**ACTIVITY:** If a line in the data below contains the word "przez", copy it out.

**EXTRACTED MATERIAL:**
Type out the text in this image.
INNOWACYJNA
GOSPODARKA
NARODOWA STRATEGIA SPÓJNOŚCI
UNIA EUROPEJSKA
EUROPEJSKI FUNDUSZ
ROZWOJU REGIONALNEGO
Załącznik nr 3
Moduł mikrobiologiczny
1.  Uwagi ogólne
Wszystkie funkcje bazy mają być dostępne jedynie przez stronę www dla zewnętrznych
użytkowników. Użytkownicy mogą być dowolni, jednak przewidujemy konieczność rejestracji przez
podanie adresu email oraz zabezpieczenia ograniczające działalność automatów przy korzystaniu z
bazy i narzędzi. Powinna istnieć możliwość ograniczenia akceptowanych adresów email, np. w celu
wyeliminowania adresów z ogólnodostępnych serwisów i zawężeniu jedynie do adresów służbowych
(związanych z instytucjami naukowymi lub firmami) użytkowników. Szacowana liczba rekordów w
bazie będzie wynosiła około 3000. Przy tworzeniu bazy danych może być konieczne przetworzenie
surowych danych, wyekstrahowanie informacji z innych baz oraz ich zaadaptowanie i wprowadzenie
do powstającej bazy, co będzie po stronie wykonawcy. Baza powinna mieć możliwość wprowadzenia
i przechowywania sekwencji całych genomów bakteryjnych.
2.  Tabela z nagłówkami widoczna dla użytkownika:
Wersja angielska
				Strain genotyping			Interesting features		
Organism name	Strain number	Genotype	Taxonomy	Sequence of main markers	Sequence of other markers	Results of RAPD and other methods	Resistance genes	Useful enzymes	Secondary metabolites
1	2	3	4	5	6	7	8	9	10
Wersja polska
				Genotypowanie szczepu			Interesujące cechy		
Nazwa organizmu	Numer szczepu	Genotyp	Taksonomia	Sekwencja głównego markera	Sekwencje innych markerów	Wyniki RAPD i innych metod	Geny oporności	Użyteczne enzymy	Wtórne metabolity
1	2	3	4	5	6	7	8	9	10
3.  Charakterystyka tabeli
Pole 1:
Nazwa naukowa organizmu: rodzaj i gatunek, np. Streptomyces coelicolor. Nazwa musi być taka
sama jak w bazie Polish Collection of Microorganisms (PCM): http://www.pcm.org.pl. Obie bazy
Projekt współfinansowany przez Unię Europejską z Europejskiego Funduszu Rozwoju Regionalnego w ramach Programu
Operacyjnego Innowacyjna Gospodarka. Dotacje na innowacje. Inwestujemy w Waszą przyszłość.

**SOLUTION:**
Wszystkie funkcje bazy mają być dostępne jedynie przez stronę www dla zewnętrznych
użytkowników. Użytkownicy mogą być dowolni, jednak przewidujemy konieczność rejestracji przez
Projekt współfinansowany przez Unię Europejską z Europejskiego Funduszu Rozwoju Regionalnego w ramach Programu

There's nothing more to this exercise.